## Exercise brief
Images should be left out, and everything else in the listing reproduced exactly.

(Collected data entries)
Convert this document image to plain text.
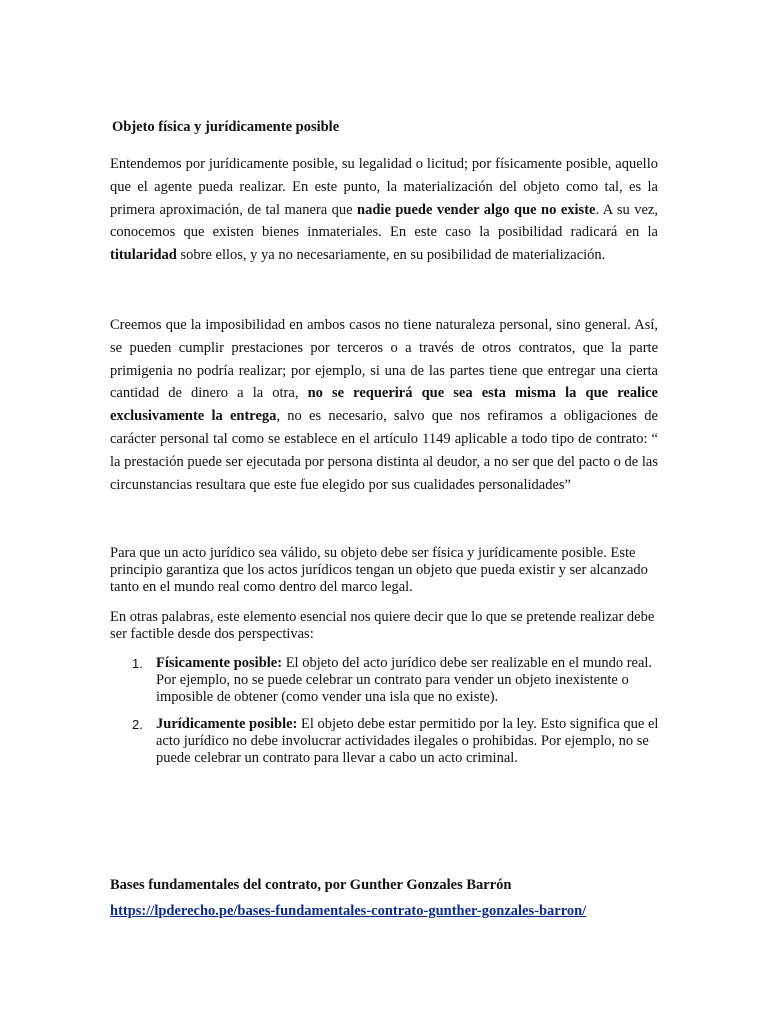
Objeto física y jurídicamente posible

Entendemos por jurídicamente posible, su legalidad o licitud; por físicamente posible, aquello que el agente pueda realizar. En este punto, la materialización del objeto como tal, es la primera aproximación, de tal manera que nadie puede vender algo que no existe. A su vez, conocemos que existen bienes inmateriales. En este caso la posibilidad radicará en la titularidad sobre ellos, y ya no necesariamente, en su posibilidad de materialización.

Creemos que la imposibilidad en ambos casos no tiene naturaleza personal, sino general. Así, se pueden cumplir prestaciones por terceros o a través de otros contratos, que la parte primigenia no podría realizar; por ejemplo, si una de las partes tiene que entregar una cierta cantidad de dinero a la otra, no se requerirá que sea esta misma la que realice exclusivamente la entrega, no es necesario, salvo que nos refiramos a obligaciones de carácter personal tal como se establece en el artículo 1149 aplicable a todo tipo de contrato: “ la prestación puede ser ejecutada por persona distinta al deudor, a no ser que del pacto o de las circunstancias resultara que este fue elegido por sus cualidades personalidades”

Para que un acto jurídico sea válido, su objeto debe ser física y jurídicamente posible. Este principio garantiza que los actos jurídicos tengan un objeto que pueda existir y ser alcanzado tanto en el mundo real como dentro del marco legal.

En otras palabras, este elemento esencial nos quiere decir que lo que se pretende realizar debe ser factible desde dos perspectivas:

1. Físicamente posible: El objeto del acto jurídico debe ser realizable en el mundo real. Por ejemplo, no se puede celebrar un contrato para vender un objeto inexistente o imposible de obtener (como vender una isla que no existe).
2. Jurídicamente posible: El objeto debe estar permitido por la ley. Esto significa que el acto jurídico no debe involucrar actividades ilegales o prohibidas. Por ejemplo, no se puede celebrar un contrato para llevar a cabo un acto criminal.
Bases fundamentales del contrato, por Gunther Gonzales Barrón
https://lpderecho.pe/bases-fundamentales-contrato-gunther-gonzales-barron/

## Response to the task
Convert this document image to plain text.
Objeto física y jurídicamente posible

Entendemos por jurídicamente posible, su legalidad o licitud; por físicamente posible, aquello que el agente pueda realizar. En este punto, la materialización del objeto como tal, es la primera aproximación, de tal manera que nadie puede vender algo que no existe. A su vez, conocemos que existen bienes inmateriales. En este caso la posibilidad radicará en la titularidad sobre ellos, y ya no necesariamente, en su posibilidad de materialización.

Creemos que la imposibilidad en ambos casos no tiene naturaleza personal, sino general. Así, se pueden cumplir prestaciones por terceros o a través de otros contratos, que la parte primigenia no podría realizar; por ejemplo, si una de las partes tiene que entregar una cierta cantidad de dinero a la otra, no se requerirá que sea esta misma la que realice exclusivamente la entrega, no es necesario, salvo que nos refiramos a obligaciones de carácter personal tal como se establece en el artículo 1149 aplicable a todo tipo de contrato: “ la prestación puede ser ejecutada por persona distinta al deudor, a no ser que del pacto o de las circunstancias resultara que este fue elegido por sus cualidades personalidades”

Para que un acto jurídico sea válido, su objeto debe ser física y jurídicamente posible. Este principio garantiza que los actos jurídicos tengan un objeto que pueda existir y ser alcanzado tanto en el mundo real como dentro del marco legal.

En otras palabras, este elemento esencial nos quiere decir que lo que se pretende realizar debe ser factible desde dos perspectivas:

1. Físicamente posible: El objeto del acto jurídico debe ser realizable en el mundo real. Por ejemplo, no se puede celebrar un contrato para vender un objeto inexistente o imposible de obtener (como vender una isla que no existe).
2. Jurídicamente posible: El objeto debe estar permitido por la ley. Esto significa que el acto jurídico no debe involucrar actividades ilegales o prohibidas. Por ejemplo, no se puede celebrar un contrato para llevar a cabo un acto criminal.
Bases fundamentales del contrato, por Gunther Gonzales Barrón
https://lpderecho.pe/bases-fundamentales-contrato-gunther-gonzales-barron/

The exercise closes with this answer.